QUÉ SE PIDE: Continúa el texto sobre los precursores del sionismo a partir de su última oración.

A partir de la Guerra de Crimea, el espíritu del congreso de Viena terminó por diluirse, y las potencias se concentraron en sus propias ambiciones territoriales. Especialmente Gran Bretaña y Francia, cuya primacía fue garantizada por el desarrollo industrial.

Hacia 1860, el Restauracionismo se había extendido también al continente, y al respecto fueron publicados tres textos franceses: un memorando de Abram François Petavel, un ensayo de Ernst Laharanne (secretario privado de Napoleón III) titulado La nueva cuestión de Oriente: la reconstrucción de la nacionalidad judía, y otro de Joseph Salvador: París, Roma, Jerusalén o La cuestión religiosa en el siglo XIX. También el fundador de la Cruz Roja Internacional, Jean-Henri Dunant, propuso a varios gobiernos la restauración hebrea.

Entre los judíos destacó un renombrado trío, habitualmente considerado precursor del sionismo moderno: Yehuda Alkalai, Zvi Kalisher y Moisés Hess, quienes hacia 1860 plantearon la urgencia del retorno judío a Palestina.

Los dos primeros fueron rabinos que interpretaron en fuentes talmúdicas un impulso redentor hacia Sión, y en efecto la raíz del sionismo moderno abreva su savia de un anhelo milenario.

Moisés Hess, por su parte, fue amigo y colaborador de Marx y Engels, a quienes introdujo a varias cuestiones económicas. En 1840 fue sacudido por el affaire de Damasco, y escribió: «Se me despertó por primera vez, en medio de mis actividades socialistas, que pertenezco a mi pueblo desdichado, calumniado, despreciado y disperso… y quise expresar mi sentimiento patriótico judío en un grito de angustia». El grito cobró forma de libro dos décadas después: Roma y Jerusalén, La última cuestión nacional (1862) en el que anuncia que «ha llegado la hora de un reasentamiento en las márgenes del Jordán». En su formato son doce cartas a una dama ficticia, con un extenso epílogo.

Hess creyó que la solución al sufrimiento judío pasaba por la recuperación territorial de Palestina, porque era pesimista sobre las posibilidades de curar la judeofobia europea. Opinaba que ni siquiera en el caso de que los judíos se hubieran convertido habrían dejado de ser perseguidos: «Siempre seremos extranjeros para ellos». Nunca serían respetados hasta que recuperaran su patria.

EXTRACTO DE DATOS:
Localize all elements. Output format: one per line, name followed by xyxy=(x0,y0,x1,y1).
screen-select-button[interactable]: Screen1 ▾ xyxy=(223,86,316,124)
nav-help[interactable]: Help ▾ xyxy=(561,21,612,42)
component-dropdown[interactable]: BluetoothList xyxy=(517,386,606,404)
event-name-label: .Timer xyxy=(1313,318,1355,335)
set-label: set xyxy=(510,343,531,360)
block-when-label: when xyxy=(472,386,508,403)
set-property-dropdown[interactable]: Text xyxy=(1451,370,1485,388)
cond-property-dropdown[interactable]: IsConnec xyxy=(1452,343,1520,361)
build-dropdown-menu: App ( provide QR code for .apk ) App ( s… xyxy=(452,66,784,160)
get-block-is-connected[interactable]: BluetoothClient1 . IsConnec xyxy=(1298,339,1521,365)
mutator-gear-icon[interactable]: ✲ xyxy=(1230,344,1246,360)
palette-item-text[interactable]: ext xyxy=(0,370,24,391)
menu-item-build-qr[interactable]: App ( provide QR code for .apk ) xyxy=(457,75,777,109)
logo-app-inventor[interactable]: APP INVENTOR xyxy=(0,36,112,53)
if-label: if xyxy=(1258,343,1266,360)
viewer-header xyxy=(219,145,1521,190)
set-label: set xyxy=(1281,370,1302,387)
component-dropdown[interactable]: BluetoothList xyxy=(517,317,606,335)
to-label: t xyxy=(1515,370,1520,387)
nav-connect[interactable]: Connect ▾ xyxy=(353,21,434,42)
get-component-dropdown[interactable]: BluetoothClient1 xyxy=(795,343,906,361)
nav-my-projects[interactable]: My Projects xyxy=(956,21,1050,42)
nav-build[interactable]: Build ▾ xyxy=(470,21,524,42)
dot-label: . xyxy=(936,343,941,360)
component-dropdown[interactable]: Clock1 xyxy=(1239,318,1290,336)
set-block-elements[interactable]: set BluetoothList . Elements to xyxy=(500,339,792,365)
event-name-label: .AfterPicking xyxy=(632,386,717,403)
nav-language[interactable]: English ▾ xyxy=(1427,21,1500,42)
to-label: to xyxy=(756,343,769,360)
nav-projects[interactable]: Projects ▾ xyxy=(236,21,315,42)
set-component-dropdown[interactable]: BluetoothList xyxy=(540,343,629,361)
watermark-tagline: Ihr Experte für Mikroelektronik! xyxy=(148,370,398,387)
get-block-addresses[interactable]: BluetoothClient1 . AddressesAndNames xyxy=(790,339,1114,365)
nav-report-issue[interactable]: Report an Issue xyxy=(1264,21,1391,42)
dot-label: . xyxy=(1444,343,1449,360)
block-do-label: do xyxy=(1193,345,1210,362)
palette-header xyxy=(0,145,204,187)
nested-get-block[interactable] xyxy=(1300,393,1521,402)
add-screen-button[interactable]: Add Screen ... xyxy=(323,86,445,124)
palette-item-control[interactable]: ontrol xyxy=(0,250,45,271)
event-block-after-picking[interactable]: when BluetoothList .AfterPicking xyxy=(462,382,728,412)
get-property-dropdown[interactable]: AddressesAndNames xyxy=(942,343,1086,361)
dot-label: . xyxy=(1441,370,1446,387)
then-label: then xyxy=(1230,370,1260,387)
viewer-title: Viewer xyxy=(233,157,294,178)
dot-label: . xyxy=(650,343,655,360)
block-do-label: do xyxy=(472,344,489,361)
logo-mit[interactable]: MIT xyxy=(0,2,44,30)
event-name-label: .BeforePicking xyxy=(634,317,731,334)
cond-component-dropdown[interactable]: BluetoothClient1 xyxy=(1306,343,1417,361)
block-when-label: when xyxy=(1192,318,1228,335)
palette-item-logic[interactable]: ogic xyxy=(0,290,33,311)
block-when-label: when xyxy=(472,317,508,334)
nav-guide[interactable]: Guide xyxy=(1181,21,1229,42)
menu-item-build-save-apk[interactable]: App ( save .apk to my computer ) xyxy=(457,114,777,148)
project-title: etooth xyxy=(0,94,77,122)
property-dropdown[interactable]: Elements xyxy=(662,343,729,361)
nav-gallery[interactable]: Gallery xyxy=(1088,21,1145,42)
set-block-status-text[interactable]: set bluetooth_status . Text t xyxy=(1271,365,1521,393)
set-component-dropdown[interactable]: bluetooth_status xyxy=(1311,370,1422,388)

RESPUESTA:
Cuatro décadas después de su publicación, Roma y Jerusalén llegó a manos de Teodoro Herzl, quien comenzó a leerlo en la Jerusalén misma. Escribe Herzl en su diario (2-5-1901): «¡Qué hombre sublime y noble! Todo lo que hemos intentado, ya fue concebido en su libro… Desde la época de Spinoza, el judaísmo no produjo una personalidad del calibre de Moisés Hess, olvidado y empalidecido».

El judaísmo, explicaba Hess al final de la Segunda Carta, es «la religión de la historia, el culto de la historia, en contraposición con el culto de la naturaleza del paganismo. Por ello el judaísmo está orgánicamente unido a la nacionalidad judía, es una nacionalidad cuya historia milenaria marcha estrechamente unida a la historia de la humanidad… que hoy, después de que el rejuvenecimiento de los pueblos culturales de la historia llega a su culminación, celebra, con el renacimiento de ellos, su propia resurrección».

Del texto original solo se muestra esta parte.